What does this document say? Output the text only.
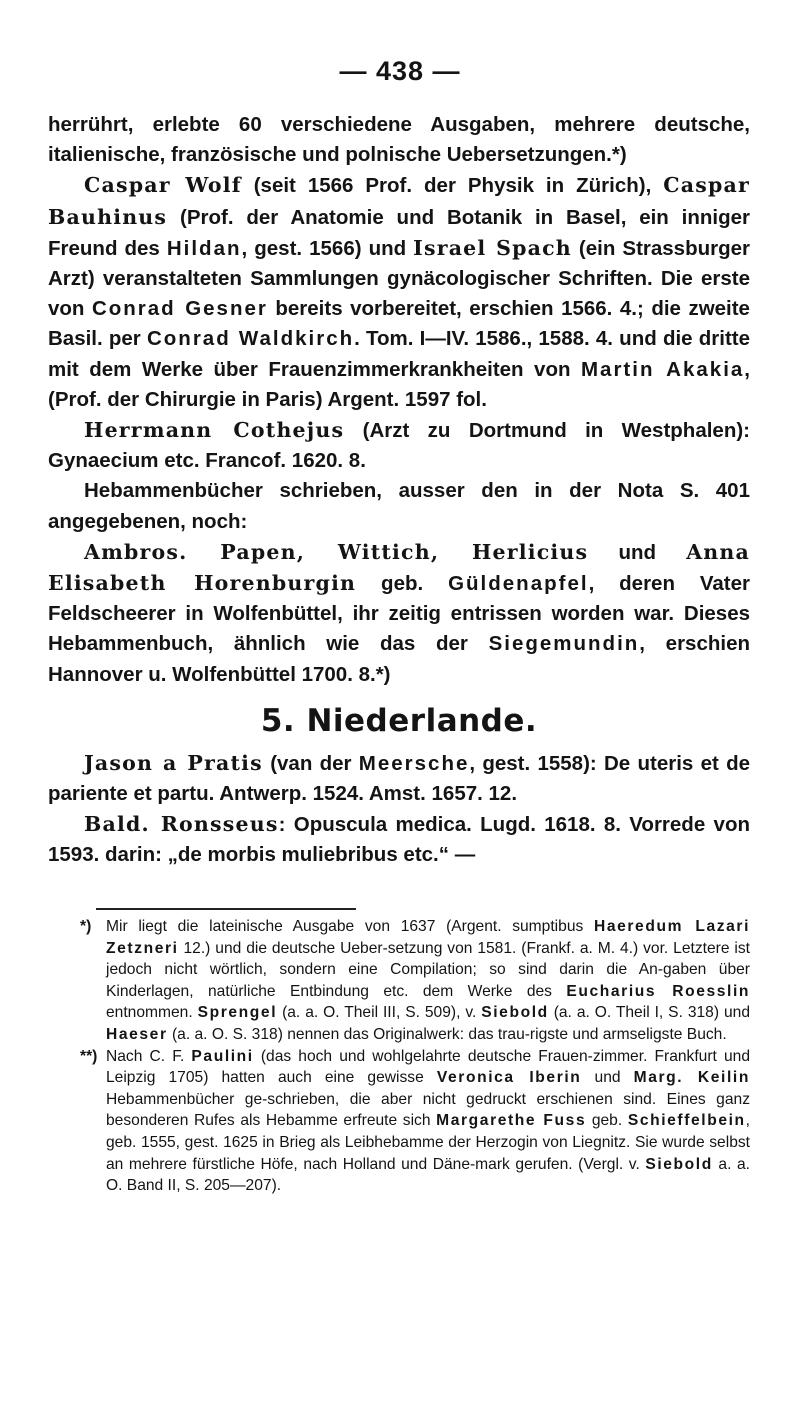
— 438 —

herrührt, erlebte 60 verschiedene Ausgaben, mehrere deutsche, italienische, französische und polnische Uebersetzungen.*)

Caspar Wolf (seit 1566 Prof. der Physik in Zürich), Caspar Bauhinus (Prof. der Anatomie und Botanik in Basel, ein inniger Freund des Hildan, gest. 1566) und Israel Spach (ein Strassburger Arzt) veranstalteten Sammlungen gynäcologischer Schriften. Die erste von Conrad Gesner bereits vorbereitet, erschien 1566. 4.; die zweite Basil. per Conrad Waldkirch. Tom. I—IV. 1586., 1588. 4. und die dritte mit dem Werke über Frauenzimmerkrankheiten von Martin Akakia, (Prof. der Chirurgie in Paris) Argent. 1597 fol.

Herrmann Cothejus (Arzt zu Dortmund in Westphalen): Gynaecium etc. Francof. 1620. 8.

Hebammenbücher schrieben, ausser den in der Nota S. 401 angegebenen, noch:

Ambros. Papen, Wittich, Herlicius und Anna Elisabeth Horenburgin geb. Güldenapfel, deren Vater Feldscheerer in Wolfenbüttel, ihr zeitig entrissen worden war. Dieses Hebammenbuch, ähnlich wie das der Siegemundin, erschien Hannover u. Wolfenbüttel 1700. 8.*)

5. Niederlande.

Jason a Pratis (van der Meersche, gest. 1558): De uteris et de pariente et partu. Antwerp. 1524. Amst. 1657. 12.

Bald. Ronsseus: Opuscula medica. Lugd. 1618. 8. Vorrede von 1593. darin: „de morbis muliebribus etc.“ —

*) Mir liegt die lateinische Ausgabe von 1637 (Argent. sumptibus Haeredum Lazari Zetzneri 12.) und die deutsche Ueber-setzung von 1581. (Frankf. a. M. 4.) vor. Letztere ist jedoch nicht wörtlich, sondern eine Compilation; so sind darin die An-gaben über Kinderlagen, natürliche Entbindung etc. dem Werke des Eucharius Roesslin entnommen. Sprengel (a. a. O. Theil III, S. 509), v. Siebold (a. a. O. Theil I, S. 318) und Haeser (a. a. O. S. 318) nennen das Originalwerk: das trau-rigste und armseligste Buch.

**) Nach C. F. Paulini (das hoch und wohlgelahrte deutsche Frauen-zimmer. Frankfurt und Leipzig 1705) hatten auch eine gewisse Veronica Iberin und Marg. Keilin Hebammenbücher ge-schrieben, die aber nicht gedruckt erschienen sind. Eines ganz besonderen Rufes als Hebamme erfreute sich Margarethe Fuss geb. Schieffelbein, geb. 1555, gest. 1625 in Brieg als Leibhebamme der Herzogin von Liegnitz. Sie wurde selbst an mehrere fürstliche Höfe, nach Holland und Däne-mark gerufen. (Vergl. v. Siebold a. a. O. Band II, S. 205—207).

****

From the listing, extract all text exactly as given and drop any picture.

What does this document say? Output the text only.
— 438 —

herrührt, erlebte 60 verschiedene Ausgaben, mehrere deutsche, italienische, französische und polnische Uebersetzungen.*)

Caspar Wolf (seit 1566 Prof. der Physik in Zürich), Caspar Bauhinus (Prof. der Anatomie und Botanik in Basel, ein inniger Freund des Hildan, gest. 1566) und Israel Spach (ein Strassburger Arzt) veranstalteten Sammlungen gynäcologischer Schriften. Die erste von Conrad Gesner bereits vorbereitet, erschien 1566. 4.; die zweite Basil. per Conrad Waldkirch. Tom. I—IV. 1586., 1588. 4. und die dritte mit dem Werke über Frauenzimmerkrankheiten von Martin Akakia, (Prof. der Chirurgie in Paris) Argent. 1597 fol.

Herrmann Cothejus (Arzt zu Dortmund in Westphalen): Gynaecium etc. Francof. 1620. 8.

Hebammenbücher schrieben, ausser den in der Nota S. 401 angegebenen, noch:

Ambros. Papen, Wittich, Herlicius und Anna Elisabeth Horenburgin geb. Güldenapfel, deren Vater Feldscheerer in Wolfenbüttel, ihr zeitig entrissen worden war. Dieses Hebammenbuch, ähnlich wie das der Siegemundin, erschien Hannover u. Wolfenbüttel 1700. 8.*)

5. Niederlande.

Jason a Pratis (van der Meersche, gest. 1558): De uteris et de pariente et partu. Antwerp. 1524. Amst. 1657. 12.

Bald. Ronsseus: Opuscula medica. Lugd. 1618. 8. Vorrede von 1593. darin: „de morbis muliebribus etc.“ —

*) Mir liegt die lateinische Ausgabe von 1637 (Argent. sumptibus Haeredum Lazari Zetzneri 12.) und die deutsche Ueber-setzung von 1581. (Frankf. a. M. 4.) vor. Letztere ist jedoch nicht wörtlich, sondern eine Compilation; so sind darin die An-gaben über Kinderlagen, natürliche Entbindung etc. dem Werke des Eucharius Roesslin entnommen. Sprengel (a. a. O. Theil III, S. 509), v. Siebold (a. a. O. Theil I, S. 318) und Haeser (a. a. O. S. 318) nennen das Originalwerk: das trau-rigste und armseligste Buch.

**) Nach C. F. Paulini (das hoch und wohlgelahrte deutsche Frauen-zimmer. Frankfurt und Leipzig 1705) hatten auch eine gewisse Veronica Iberin und Marg. Keilin Hebammenbücher ge-schrieben, die aber nicht gedruckt erschienen sind. Eines ganz besonderen Rufes als Hebamme erfreute sich Margarethe Fuss geb. Schieffelbein, geb. 1555, gest. 1625 in Brieg als Leibhebamme der Herzogin von Liegnitz. Sie wurde selbst an mehrere fürstliche Höfe, nach Holland und Däne-mark gerufen. (Vergl. v. Siebold a. a. O. Band II, S. 205—207).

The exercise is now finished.